Document extract:
§ §

Last night I leaned of some sad news, Chris Al-Asward also known as Lethe Bashar died in July just after his 31st birthday. This came as a bit of a shock as I was just wondering where he had got too so went to check his twitter profile. Being the brains and drive behind Escape Into Life I hadn't noticed a complete absence as his other twitter account was still going strong being the one that drove his EIL project.
On his profile page was a tweet saying he had tragically died
I couldn't believe it and felt crushed at the same time and then that sinking feeling of - do I have the right to be this upset - after all I have never met him in the flesh. He lives the other side of the world but he had found me on twitter and had encouraged me in the realms of art and writing.
When I have pain flare ups I sometimes cannot sleep and he was often there to talk too. I started my art journal because of a side project he started with the idea of it being sold in the EIL shop. I've took far longer on this than I have expected but I love working on the Art/Visual Poetry Journal.
It is also through him that I found The Flying Trilobite a young artist who seeks to combine science and art, I can't remember but I think he was profiled on EIL. And it was then through him I found the paleo-art site Art Evolved finially giving me a way to combine the two parts of me - The Artist and the Scientist.

§ §

Data provided:
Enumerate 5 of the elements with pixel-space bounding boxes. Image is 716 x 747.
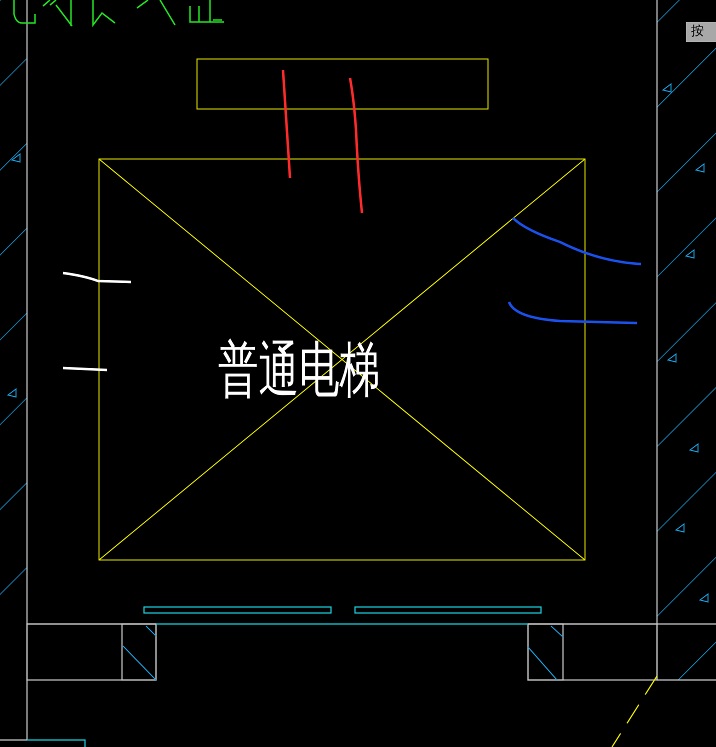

§ §

Tasks to perform:
1/ Write out the passage from the blog post about Chris Al-Asward, starting at "When I have" and ending at "and the Scientist.".
2/ According to the blog post about Chris Al-Asward, in which month did he die?
3/ Carry on the blog post about Chris Al-Asward from its last sentence.

Responses to the tasks:
1/
When I have pain flare ups I sometimes cannot sleep and he was often there to talk too. I started my art journal because of a side project he started with the idea of it being sold in the EIL shop. I've took far longer on this than I have expected but I love working on the Art/Visual Poetry Journal.
It is also through him that I found The Flying Trilobite a young artist who seeks to combine science and art, I can't remember but I think he was profiled on EIL. And it was then through him I found the paleo-art site Art Evolved finially giving me a way to combine the two parts of me - The Artist and the Scientist.

2/ July

3/
Part of my anguish last night was having not noticed that someone I regually talk to was gone, I know the last few months have been pretty much a wipe out for me but still
Also as Alaric agreed with me - what of his books? His work? His Art? His Creations? What would happen to them?
I have been told since that there are plans to publish these and everyone is working hard to mantain the websites. The is also a Prize in the pipelines The Chris Al-Asward Prize for braking down the barriers in the arts.
I did cry and it made me realise that my definition of friendship is probably quiet different from most peoples. I am sad that Chris is gone. I spent last night trying to track down all his sites and stuff - getting stumped for a while until I remembered he'd gotten rid of one of his twitter accounts and stuff like that.
I also signed his memorial book.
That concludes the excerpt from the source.